**Given request**
Please print every record below exactly as it appears.
################
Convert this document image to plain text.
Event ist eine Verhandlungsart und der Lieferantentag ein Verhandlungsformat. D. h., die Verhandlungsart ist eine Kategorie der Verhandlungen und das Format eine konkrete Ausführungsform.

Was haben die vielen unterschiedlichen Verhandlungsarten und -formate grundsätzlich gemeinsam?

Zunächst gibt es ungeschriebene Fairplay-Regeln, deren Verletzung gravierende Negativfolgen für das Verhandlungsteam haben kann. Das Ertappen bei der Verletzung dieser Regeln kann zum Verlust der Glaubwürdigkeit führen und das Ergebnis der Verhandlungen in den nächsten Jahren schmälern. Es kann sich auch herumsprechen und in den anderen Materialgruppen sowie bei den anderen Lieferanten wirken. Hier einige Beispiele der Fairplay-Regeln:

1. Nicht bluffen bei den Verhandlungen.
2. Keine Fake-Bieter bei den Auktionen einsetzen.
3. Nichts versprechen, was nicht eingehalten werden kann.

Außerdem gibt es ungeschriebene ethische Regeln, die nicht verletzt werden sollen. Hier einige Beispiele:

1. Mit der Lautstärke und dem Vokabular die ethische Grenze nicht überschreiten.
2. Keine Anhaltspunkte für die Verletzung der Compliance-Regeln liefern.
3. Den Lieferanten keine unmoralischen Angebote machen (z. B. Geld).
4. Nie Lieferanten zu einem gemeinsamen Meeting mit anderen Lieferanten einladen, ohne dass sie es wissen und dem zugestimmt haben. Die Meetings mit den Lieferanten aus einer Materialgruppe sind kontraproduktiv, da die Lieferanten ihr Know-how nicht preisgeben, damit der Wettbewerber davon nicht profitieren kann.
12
################
**Expected answer**
Convert this document image to plain text.
Event ist eine Verhandlungsart und der Lieferantentag ein Verhandlungsformat. D. h., die Verhandlungsart ist eine Kategorie der Verhandlungen und das Format eine konkrete Ausführungsform.

Was haben die vielen unterschiedlichen Verhandlungsarten und -formate grundsätzlich gemeinsam?

Zunächst gibt es ungeschriebene Fairplay-Regeln, deren Verletzung gravierende Negativfolgen für das Verhandlungsteam haben kann. Das Ertappen bei der Verletzung dieser Regeln kann zum Verlust der Glaubwürdigkeit führen und das Ergebnis der Verhandlungen in den nächsten Jahren schmälern. Es kann sich auch herumsprechen und in den anderen Materialgruppen sowie bei den anderen Lieferanten wirken. Hier einige Beispiele der Fairplay-Regeln:

1. Nicht bluffen bei den Verhandlungen.
2. Keine Fake-Bieter bei den Auktionen einsetzen.
3. Nichts versprechen, was nicht eingehalten werden kann.

Außerdem gibt es ungeschriebene ethische Regeln, die nicht verletzt werden sollen. Hier einige Beispiele:

1. Mit der Lautstärke und dem Vokabular die ethische Grenze nicht überschreiten.
2. Keine Anhaltspunkte für die Verletzung der Compliance-Regeln liefern.
3. Den Lieferanten keine unmoralischen Angebote machen (z. B. Geld).
4. Nie Lieferanten zu einem gemeinsamen Meeting mit anderen Lieferanten einladen, ohne dass sie es wissen und dem zugestimmt haben. Die Meetings mit den Lieferanten aus einer Materialgruppe sind kontraproduktiv, da die Lieferanten ihr Know-how nicht preisgeben, damit der Wettbewerber davon nicht profitieren kann.
12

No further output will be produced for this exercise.